### Request
Collect all lines from the listing that include the string "Hour".

'''

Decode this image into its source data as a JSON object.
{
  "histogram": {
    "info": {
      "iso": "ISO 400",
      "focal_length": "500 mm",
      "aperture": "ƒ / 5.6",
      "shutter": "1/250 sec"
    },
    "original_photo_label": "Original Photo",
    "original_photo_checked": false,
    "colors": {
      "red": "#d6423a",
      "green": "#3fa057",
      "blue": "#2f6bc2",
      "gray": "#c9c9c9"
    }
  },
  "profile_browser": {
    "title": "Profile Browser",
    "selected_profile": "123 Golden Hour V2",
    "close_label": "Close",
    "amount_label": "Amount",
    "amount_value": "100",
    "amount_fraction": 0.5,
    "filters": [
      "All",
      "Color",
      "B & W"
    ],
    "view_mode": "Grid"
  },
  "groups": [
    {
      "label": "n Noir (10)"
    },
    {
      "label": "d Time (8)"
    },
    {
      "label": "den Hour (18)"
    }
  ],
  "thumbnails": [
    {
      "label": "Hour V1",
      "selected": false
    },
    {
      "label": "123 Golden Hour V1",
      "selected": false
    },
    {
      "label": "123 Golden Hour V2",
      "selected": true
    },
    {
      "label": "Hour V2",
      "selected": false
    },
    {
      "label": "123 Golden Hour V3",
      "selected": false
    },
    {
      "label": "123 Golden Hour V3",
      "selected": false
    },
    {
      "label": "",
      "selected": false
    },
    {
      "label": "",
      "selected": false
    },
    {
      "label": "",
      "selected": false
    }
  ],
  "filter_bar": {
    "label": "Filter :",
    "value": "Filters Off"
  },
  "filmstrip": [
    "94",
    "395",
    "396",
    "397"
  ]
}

'''

### Written response
    "selected_profile": "123 Golden Hour V2",
      "label": "den Hour (18)"
      "label": "Hour V1",
      "label": "123 Golden Hour V1",
      "label": "123 Golden Hour V2",
      "label": "Hour V2",
      "label": "123 Golden Hour V3",
      "label": "123 Golden Hour V3",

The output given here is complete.